PAGE TEXT:
When it comes to your health information, you have certain rights. This section explains your rights and some of our responsibilities to help you.
You have the right to inspect and obtain copies of health information that we may use to make decisions about your care. We may deny your request in certain limited circumstances. To inspect or obtain a copy of your health information, you must submit your request in writing to Zara Clinic. You may be charged a reasonable fee for the costs of copying, mailing, or other supplies related to your request.
If you feel that health information we have about you is incorrect or incomplete, then you have the right to request an amendment for as long as we keep this information. We may deny your request in certain situations. To request an amendment, you must submit your request in writing to Zara Clinic.
You have the right to request an accounting of certain disclosures of your health information made by us. To request this list or accounting, you must submit your request in writing to Zara Clinic.
You have the right to request that we communicate with you about health matters in a certain way or at a certain location. To request confidential communications regarding billing or health information, submit your request in writing to Zara Clinic. We are not required to agree to all requests, however if we do agree, we will comply with your request unless the information is needed to provide you with emergency treatment.
You have a right to receive a written copy of this Notice. Copies are available at the front desk at any Zara Clinic.
We reserve the right to change this notice at any time.
If you believe that your privacy rights have been violated, you may submit a complaint to Zara Clinic by mail to: Zara Clinic, 1207 SE Rasmussen Blvd Suite 119, Battle Ground, WA 98604
I consent to allow Zara Clinic the right to leave a message on my home answering machine, communicate with me by email, and communicate with me by text.
I understand and agree that Zara Clinic will not be held liable or in violation of this Notice for communications and interactions via social media outlets and is not responsible for any comments or posts that I may contribute to these sources.
I understand that if I, the patient, refuse to sign this consent form, Zara Clinic may refuse to provide certain services to me. I understand that if I, the patient, refuse to sign this consent form, my health care information cannot be given to insurance companies, and consequently, I, the patient will be responsible for the entire bill and will be billed accordingly.

THE TASK: Reproduce the stretch of the privacy notice from "You have the right to request that" through "with emergency treatment.", and replace "confidential communications" with "private communications". The records have nothing to do with the privacy notice.

Dataset excerpts:
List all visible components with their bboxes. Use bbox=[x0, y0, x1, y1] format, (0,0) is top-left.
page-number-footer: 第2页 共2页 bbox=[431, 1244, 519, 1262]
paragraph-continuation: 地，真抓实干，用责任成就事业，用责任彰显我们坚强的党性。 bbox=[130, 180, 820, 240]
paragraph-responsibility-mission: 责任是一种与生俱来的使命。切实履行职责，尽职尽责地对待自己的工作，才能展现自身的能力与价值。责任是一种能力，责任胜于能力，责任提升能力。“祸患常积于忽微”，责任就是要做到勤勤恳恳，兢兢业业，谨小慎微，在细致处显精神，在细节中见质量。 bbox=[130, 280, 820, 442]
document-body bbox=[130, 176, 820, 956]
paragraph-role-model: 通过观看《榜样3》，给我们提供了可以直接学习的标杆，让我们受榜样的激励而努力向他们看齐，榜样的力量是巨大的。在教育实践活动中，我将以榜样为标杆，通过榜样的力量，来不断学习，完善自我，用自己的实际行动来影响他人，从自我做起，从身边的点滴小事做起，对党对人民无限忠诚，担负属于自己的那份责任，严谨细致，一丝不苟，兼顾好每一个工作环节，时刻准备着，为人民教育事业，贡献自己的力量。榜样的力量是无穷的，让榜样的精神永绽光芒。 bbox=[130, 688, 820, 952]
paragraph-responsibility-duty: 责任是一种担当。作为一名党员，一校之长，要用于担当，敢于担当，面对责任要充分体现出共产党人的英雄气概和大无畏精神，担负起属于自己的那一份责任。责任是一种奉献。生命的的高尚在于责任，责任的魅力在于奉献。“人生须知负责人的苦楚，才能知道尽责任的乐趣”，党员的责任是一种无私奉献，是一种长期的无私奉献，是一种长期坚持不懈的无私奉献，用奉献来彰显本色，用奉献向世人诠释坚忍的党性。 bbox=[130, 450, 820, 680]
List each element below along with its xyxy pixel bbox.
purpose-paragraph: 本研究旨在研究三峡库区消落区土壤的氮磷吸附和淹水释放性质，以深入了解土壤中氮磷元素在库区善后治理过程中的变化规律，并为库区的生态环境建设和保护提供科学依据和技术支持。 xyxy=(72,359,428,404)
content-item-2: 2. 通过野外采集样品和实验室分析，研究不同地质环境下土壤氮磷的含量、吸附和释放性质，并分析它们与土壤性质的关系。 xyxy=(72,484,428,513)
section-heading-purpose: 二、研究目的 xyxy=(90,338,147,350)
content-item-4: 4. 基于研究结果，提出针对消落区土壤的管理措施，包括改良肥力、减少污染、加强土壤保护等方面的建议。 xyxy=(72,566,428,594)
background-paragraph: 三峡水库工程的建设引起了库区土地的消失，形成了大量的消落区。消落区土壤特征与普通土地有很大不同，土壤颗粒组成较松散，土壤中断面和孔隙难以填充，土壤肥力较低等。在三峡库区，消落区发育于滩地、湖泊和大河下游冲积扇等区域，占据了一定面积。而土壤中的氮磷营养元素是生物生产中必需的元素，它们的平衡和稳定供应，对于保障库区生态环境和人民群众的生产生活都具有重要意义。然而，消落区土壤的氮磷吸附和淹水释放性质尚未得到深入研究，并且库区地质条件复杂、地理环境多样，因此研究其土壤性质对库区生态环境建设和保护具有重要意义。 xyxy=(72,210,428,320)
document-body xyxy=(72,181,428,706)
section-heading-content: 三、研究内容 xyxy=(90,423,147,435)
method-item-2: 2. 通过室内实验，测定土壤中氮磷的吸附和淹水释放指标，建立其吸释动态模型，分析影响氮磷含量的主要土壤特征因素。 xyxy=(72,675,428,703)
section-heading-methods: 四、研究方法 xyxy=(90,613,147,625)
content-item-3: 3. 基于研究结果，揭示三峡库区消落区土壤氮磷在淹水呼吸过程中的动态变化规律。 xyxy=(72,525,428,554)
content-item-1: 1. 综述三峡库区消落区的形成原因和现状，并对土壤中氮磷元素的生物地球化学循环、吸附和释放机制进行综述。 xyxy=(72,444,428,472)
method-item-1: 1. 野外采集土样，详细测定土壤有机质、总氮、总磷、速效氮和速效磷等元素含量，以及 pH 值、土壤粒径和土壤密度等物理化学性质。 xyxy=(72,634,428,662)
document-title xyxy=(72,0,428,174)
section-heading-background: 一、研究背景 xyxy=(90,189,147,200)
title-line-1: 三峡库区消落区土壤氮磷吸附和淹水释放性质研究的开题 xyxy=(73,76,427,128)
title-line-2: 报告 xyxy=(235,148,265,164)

OUTPUT BELOW:
You have the right to request that we communicate with you about health matters in a certain way or at a certain location. To request private communications regarding billing or health information, submit your request in writing to Zara Clinic. We are not required to agree to all requests, however if we do agree, we will comply with your request unless the information is needed to provide you with emergency treatment.